> CHALLENGE
Reproduce the material below line for line, leaving out the pictures.

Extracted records

——

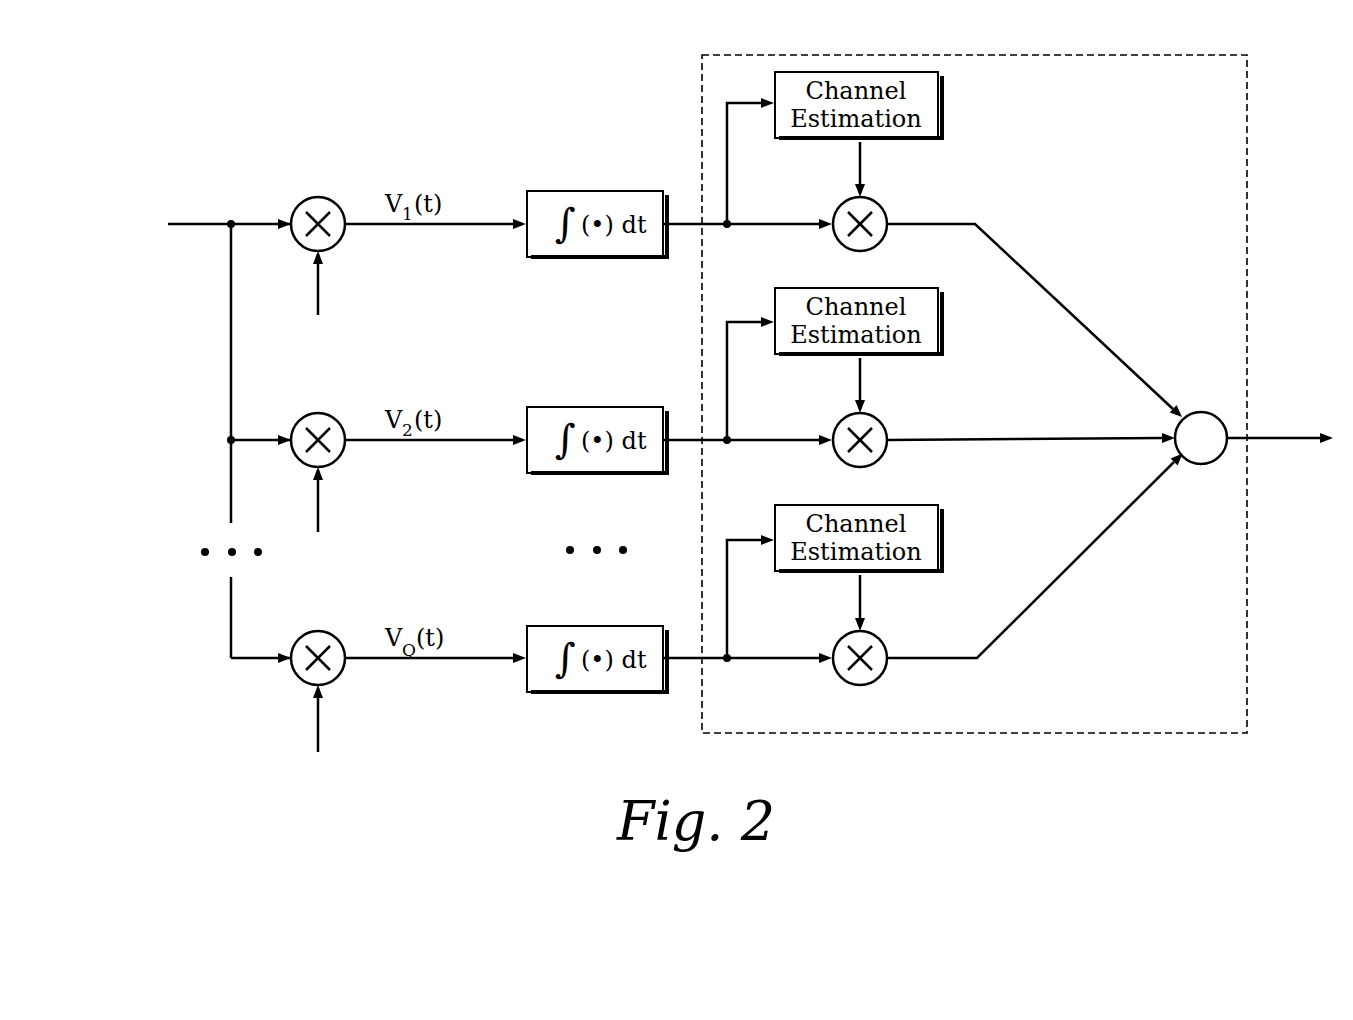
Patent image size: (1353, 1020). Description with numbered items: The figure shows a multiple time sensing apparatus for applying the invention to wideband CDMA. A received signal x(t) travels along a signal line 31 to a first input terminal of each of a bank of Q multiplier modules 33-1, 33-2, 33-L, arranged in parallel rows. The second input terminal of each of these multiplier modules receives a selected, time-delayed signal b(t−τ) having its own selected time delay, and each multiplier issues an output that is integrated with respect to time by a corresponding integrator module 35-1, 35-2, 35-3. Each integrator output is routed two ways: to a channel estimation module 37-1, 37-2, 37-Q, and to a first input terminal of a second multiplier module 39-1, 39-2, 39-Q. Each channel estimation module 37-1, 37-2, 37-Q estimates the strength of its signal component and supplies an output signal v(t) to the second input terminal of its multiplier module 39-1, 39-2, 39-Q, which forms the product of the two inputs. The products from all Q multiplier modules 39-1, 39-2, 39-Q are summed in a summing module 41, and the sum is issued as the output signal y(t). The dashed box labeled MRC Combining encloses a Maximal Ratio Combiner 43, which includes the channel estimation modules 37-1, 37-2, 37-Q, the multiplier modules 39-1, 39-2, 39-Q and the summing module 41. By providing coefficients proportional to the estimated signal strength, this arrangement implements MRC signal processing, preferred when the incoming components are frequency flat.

The signal line 31 is at (192, 229).
The multiplier module 33-1 is at (333, 182).
The multiplier module 33-2 is at (333, 398).
The multiplier module 33-L is at (333, 616).
The integrator module 35-1 is at (541, 191).
The integrator module 35-2 is at (541, 408).
The integrator module 35-3 is at (541, 625).
The channel estimation module 37-1 is at (941, 102).
The channel estimation module 37-2 is at (941, 318).
The channel estimation module 37-Q is at (941, 535).
The multiplier module 39-1 is at (882, 238).
The multiplier module 39-2 is at (882, 454).
The multiplier module 39-Q is at (882, 672).
The summing module 41 is at (1207, 412).
The Maximal Ratio Combiner 43 is at (861, 53).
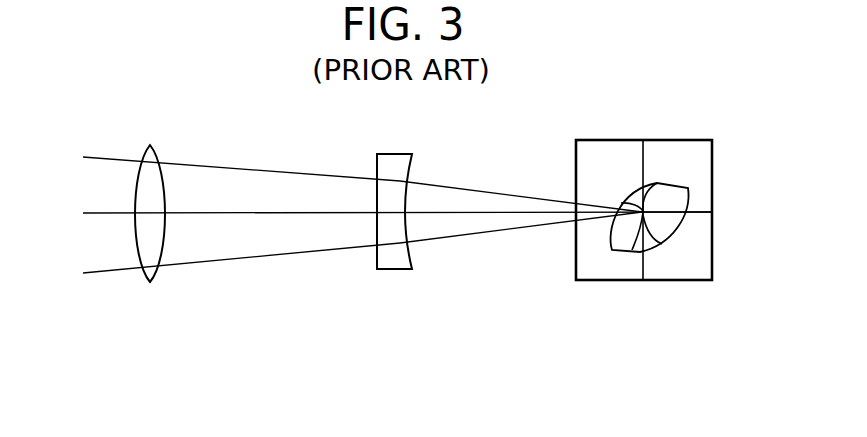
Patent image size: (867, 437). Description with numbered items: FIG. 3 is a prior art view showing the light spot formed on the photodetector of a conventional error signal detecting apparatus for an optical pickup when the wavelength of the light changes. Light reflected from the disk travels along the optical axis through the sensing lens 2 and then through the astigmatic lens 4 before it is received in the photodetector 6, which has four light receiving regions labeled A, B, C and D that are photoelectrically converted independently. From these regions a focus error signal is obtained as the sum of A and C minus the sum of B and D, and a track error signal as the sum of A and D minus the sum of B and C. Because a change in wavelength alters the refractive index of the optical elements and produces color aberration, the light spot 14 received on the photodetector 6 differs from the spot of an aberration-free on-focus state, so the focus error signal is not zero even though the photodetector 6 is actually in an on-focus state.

The sensing lens 2 is at (150, 282).
The astigmatic lens 4 is at (392, 269).
The photodetector 6 is at (643, 280).
The light spot 14 is at (680, 226).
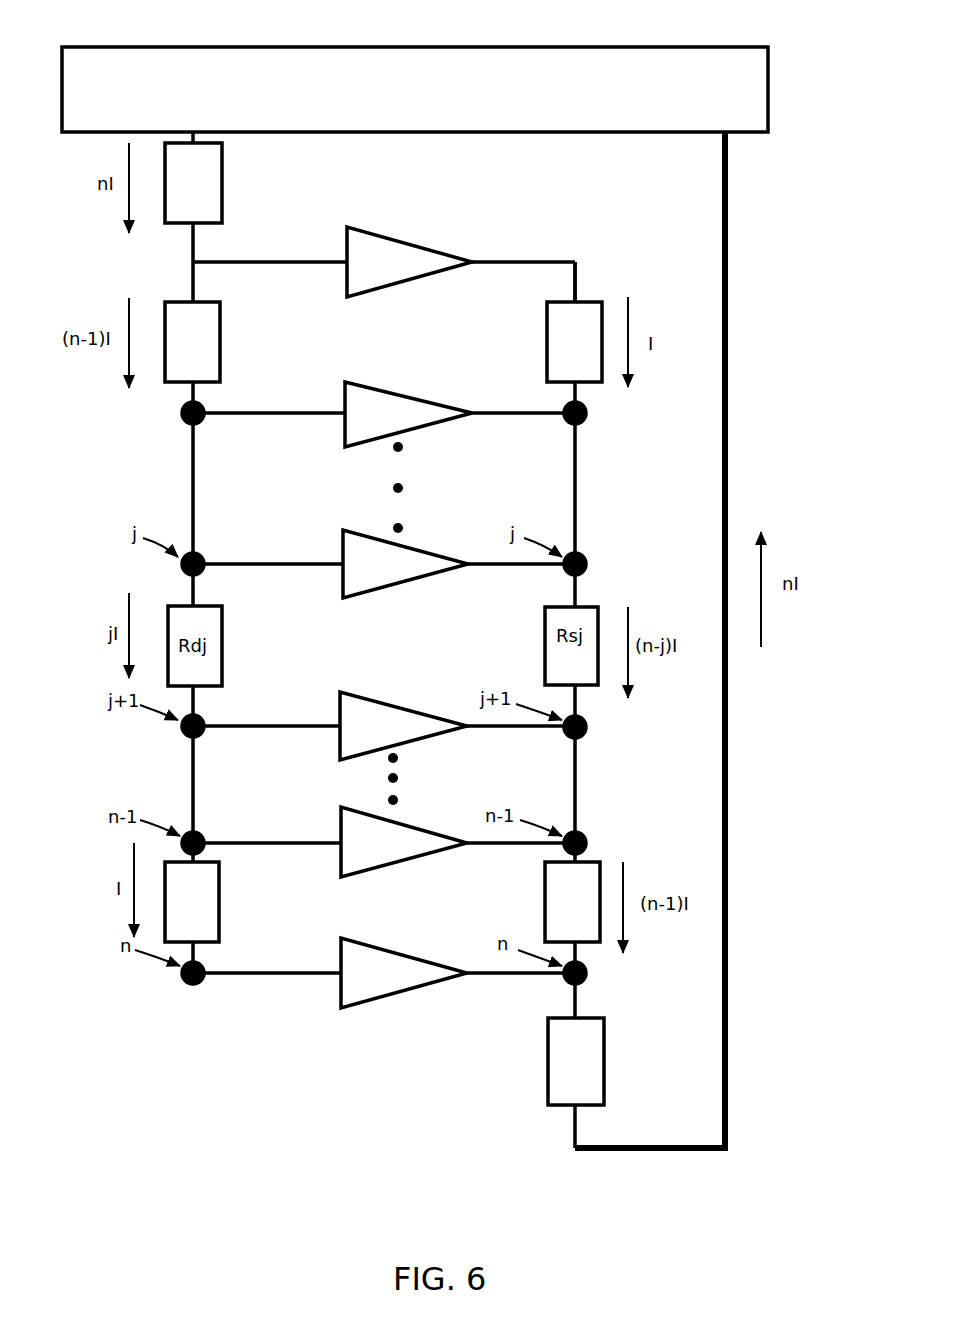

——

> OUTPUT OF THE TASK
Patent image size: (1353, 1020). Description with numbered items: The figure shows a multiple time sensing apparatus for applying the invention to wideband CDMA. A received signal x(t) travels along a signal line 31 to a first input terminal of each of a bank of Q multiplier modules 33-1, 33-2, 33-L, arranged in parallel rows. The second input terminal of each of these multiplier modules receives a selected, time-delayed signal b(t−τ) having its own selected time delay, and each multiplier issues an output that is integrated with respect to time by a corresponding integrator module 35-1, 35-2, 35-3. Each integrator output is routed two ways: to a channel estimation module 37-1, 37-2, 37-Q, and to a first input terminal of a second multiplier module 39-1, 39-2, 39-Q. Each channel estimation module 37-1, 37-2, 37-Q estimates the strength of its signal component and supplies an output signal v(t) to the second input terminal of its multiplier module 39-1, 39-2, 39-Q, which forms the product of the two inputs. The products from all Q multiplier modules 39-1, 39-2, 39-Q are summed in a summing module 41, and the sum is issued as the output signal y(t). The dashed box labeled MRC Combining encloses a Maximal Ratio Combiner 43, which includes the channel estimation modules 37-1, 37-2, 37-Q, the multiplier modules 39-1, 39-2, 39-Q and the summing module 41. By providing coefficients proportional to the estimated signal strength, this arrangement implements MRC signal processing, preferred when the incoming components are frequency flat.

The signal line 31 is at (192, 229).
The multiplier module 33-1 is at (333, 182).
The multiplier module 33-2 is at (333, 398).
The multiplier module 33-L is at (333, 616).
The integrator module 35-1 is at (541, 191).
The integrator module 35-2 is at (541, 408).
The integrator module 35-3 is at (541, 625).
The channel estimation module 37-1 is at (941, 102).
The channel estimation module 37-2 is at (941, 318).
The channel estimation module 37-Q is at (941, 535).
The multiplier module 39-1 is at (882, 238).
The multiplier module 39-2 is at (882, 454).
The multiplier module 39-Q is at (882, 672).
The summing module 41 is at (1207, 412).
The Maximal Ratio Combiner 43 is at (861, 53).
Patent image size: (867, 437). Description with numbered items: FIG. 3 is a prior art view showing the light spot formed on the photodetector of a conventional error signal detecting apparatus for an optical pickup when the wavelength of the light changes. Light reflected from the disk travels along the optical axis through the sensing lens 2 and then through the astigmatic lens 4 before it is received in the photodetector 6, which has four light receiving regions labeled A, B, C and D that are photoelectrically converted independently. From these regions a focus error signal is obtained as the sum of A and C minus the sum of B and D, and a track error signal as the sum of A and D minus the sum of B and C. Because a change in wavelength alters the refractive index of the optical elements and produces color aberration, the light spot 14 received on the photodetector 6 differs from the spot of an aberration-free on-focus state, so the focus error signal is not zero even though the photodetector 6 is actually in an on-focus state.

The sensing lens 2 is at (150, 282).
The astigmatic lens 4 is at (392, 269).
The photodetector 6 is at (643, 280).
The light spot 14 is at (680, 226).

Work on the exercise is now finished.